▸ TASK DESCRIPTION:
Every line holding the string "định" should be gathered.

▸ RECORDED INFORMATION:
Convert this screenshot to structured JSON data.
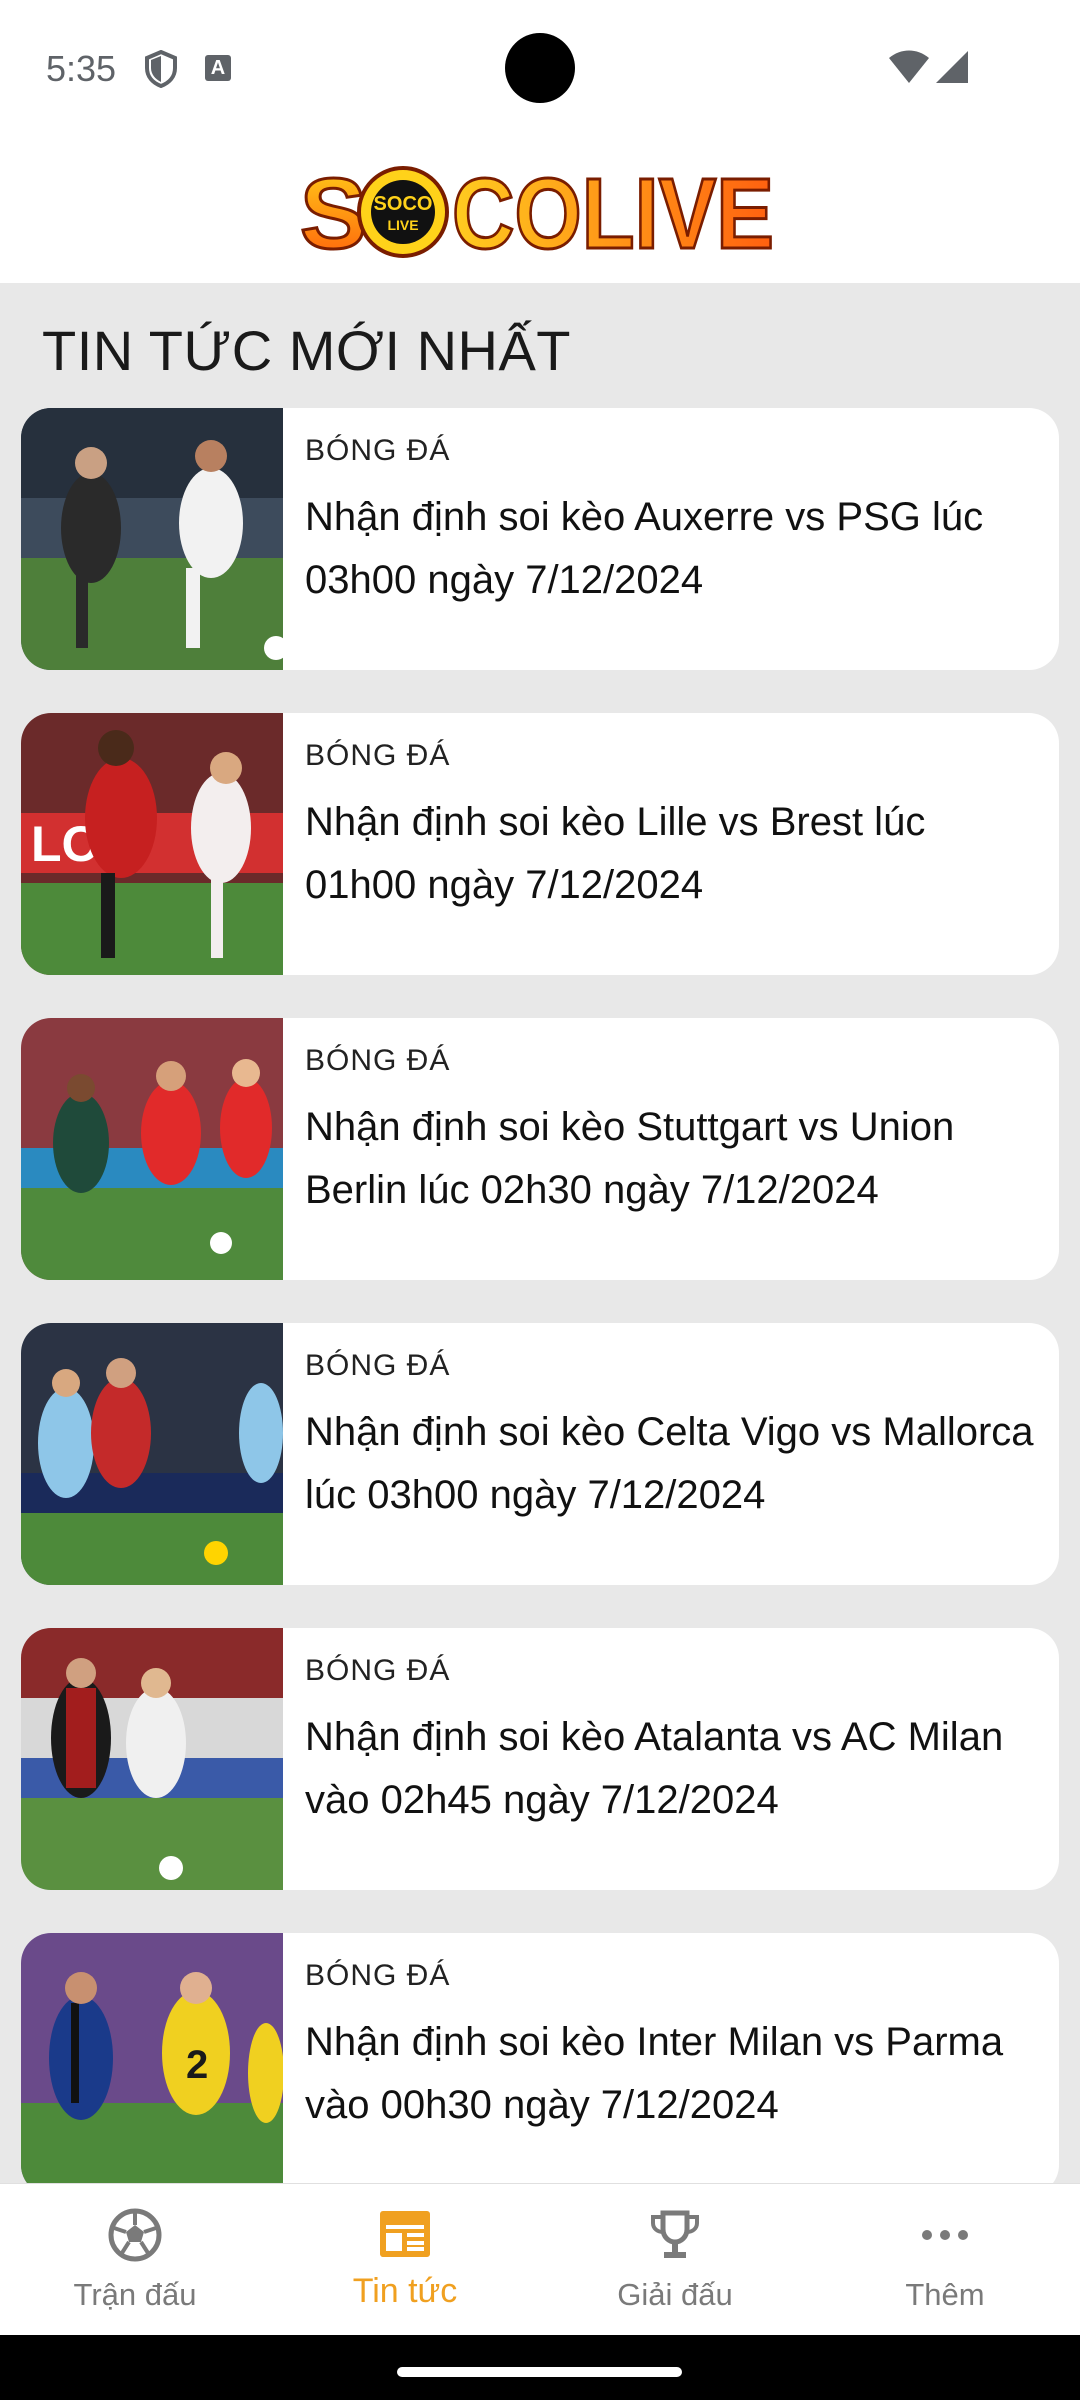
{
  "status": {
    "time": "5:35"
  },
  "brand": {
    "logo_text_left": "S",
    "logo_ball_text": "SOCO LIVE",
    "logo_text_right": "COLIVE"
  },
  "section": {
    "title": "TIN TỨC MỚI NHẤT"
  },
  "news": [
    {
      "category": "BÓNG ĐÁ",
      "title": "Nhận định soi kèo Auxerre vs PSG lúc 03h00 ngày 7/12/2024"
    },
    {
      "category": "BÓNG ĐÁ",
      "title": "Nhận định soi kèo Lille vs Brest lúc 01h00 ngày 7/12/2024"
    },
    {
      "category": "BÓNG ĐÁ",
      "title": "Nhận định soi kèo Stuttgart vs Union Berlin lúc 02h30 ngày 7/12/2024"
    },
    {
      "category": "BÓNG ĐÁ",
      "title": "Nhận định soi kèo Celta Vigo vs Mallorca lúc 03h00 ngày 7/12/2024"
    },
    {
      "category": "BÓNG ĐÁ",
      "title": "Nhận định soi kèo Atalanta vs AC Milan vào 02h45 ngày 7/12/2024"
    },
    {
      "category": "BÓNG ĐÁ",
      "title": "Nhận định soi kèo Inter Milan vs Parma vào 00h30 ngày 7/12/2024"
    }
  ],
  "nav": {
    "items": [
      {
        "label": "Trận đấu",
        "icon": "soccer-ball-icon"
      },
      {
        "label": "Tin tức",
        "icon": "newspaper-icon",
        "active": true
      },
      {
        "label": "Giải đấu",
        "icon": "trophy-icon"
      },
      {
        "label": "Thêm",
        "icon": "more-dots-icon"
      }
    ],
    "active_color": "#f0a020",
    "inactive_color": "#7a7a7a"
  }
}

▸ EXERCISE SOLUTION:
      "title": "Nhận định soi kèo Auxerre vs PSG lúc 03h00 ngày 7/12/2024"
      "title": "Nhận định soi kèo Lille vs Brest lúc 01h00 ngày 7/12/2024"
      "title": "Nhận định soi kèo Stuttgart vs Union Berlin lúc 02h30 ngày 7/12/2024"
      "title": "Nhận định soi kèo Celta Vigo vs Mallorca lúc 03h00 ngày 7/12/2024"
      "title": "Nhận định soi kèo Atalanta vs AC Milan vào 02h45 ngày 7/12/2024"
      "title": "Nhận định soi kèo Inter Milan vs Parma vào 00h30 ngày 7/12/2024"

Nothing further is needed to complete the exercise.